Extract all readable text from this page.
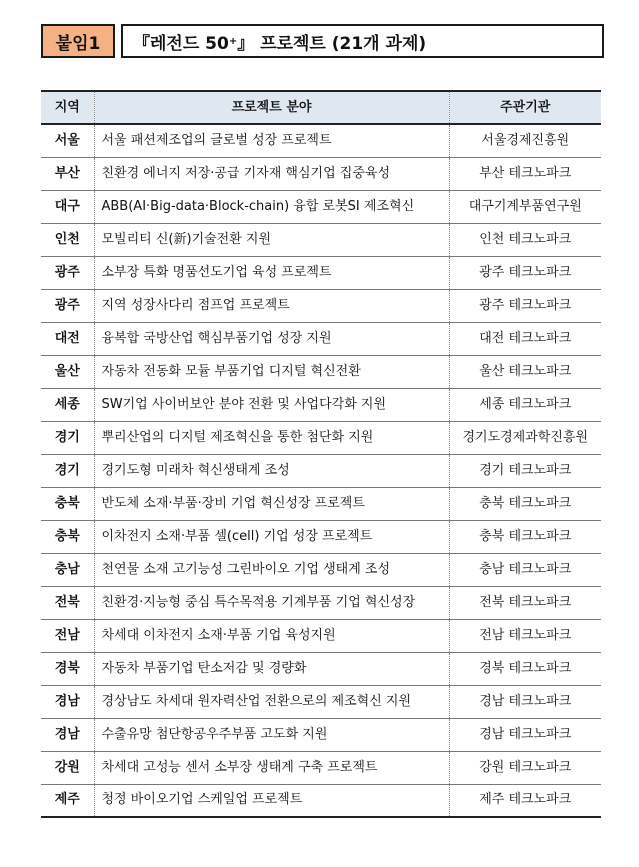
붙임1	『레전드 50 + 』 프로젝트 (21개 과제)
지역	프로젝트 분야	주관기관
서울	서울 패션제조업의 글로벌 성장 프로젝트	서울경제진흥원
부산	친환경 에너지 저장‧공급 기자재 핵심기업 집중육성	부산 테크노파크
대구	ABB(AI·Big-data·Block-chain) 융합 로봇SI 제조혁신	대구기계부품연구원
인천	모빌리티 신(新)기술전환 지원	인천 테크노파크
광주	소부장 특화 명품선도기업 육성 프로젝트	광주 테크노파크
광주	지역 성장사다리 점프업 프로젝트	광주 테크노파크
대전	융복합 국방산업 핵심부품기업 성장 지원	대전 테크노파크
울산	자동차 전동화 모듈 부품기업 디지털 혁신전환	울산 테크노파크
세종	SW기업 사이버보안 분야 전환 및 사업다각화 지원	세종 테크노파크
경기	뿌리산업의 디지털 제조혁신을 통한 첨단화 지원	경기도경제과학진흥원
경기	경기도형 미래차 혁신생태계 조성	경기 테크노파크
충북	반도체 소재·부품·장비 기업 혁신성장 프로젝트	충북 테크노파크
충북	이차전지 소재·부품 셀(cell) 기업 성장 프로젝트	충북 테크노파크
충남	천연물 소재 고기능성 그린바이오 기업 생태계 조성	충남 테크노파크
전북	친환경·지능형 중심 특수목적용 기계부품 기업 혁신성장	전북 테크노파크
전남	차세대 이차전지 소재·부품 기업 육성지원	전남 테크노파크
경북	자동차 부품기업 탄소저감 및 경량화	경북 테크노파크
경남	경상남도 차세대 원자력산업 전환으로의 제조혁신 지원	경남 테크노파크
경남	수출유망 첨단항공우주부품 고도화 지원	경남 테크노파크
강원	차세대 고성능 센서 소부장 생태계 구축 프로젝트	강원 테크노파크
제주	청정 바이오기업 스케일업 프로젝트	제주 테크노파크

_Task to carry out_
Copy the records word for word, leaving no picture in the copy.

_Written solution_
Extract all readable text from this page.
붙임1	『레전드 50 + 』 프로젝트 (21개 과제)
지역	프로젝트 분야	주관기관
서울	서울 패션제조업의 글로벌 성장 프로젝트	서울경제진흥원
부산	친환경 에너지 저장‧공급 기자재 핵심기업 집중육성	부산 테크노파크
대구	ABB(AI·Big-data·Block-chain) 융합 로봇SI 제조혁신	대구기계부품연구원
인천	모빌리티 신(新)기술전환 지원	인천 테크노파크
광주	소부장 특화 명품선도기업 육성 프로젝트	광주 테크노파크
광주	지역 성장사다리 점프업 프로젝트	광주 테크노파크
대전	융복합 국방산업 핵심부품기업 성장 지원	대전 테크노파크
울산	자동차 전동화 모듈 부품기업 디지털 혁신전환	울산 테크노파크
세종	SW기업 사이버보안 분야 전환 및 사업다각화 지원	세종 테크노파크
경기	뿌리산업의 디지털 제조혁신을 통한 첨단화 지원	경기도경제과학진흥원
경기	경기도형 미래차 혁신생태계 조성	경기 테크노파크
충북	반도체 소재·부품·장비 기업 혁신성장 프로젝트	충북 테크노파크
충북	이차전지 소재·부품 셀(cell) 기업 성장 프로젝트	충북 테크노파크
충남	천연물 소재 고기능성 그린바이오 기업 생태계 조성	충남 테크노파크
전북	친환경·지능형 중심 특수목적용 기계부품 기업 혁신성장	전북 테크노파크
전남	차세대 이차전지 소재·부품 기업 육성지원	전남 테크노파크
경북	자동차 부품기업 탄소저감 및 경량화	경북 테크노파크
경남	경상남도 차세대 원자력산업 전환으로의 제조혁신 지원	경남 테크노파크
경남	수출유망 첨단항공우주부품 고도화 지원	경남 테크노파크
강원	차세대 고성능 센서 소부장 생태계 구축 프로젝트	강원 테크노파크
제주	청정 바이오기업 스케일업 프로젝트	제주 테크노파크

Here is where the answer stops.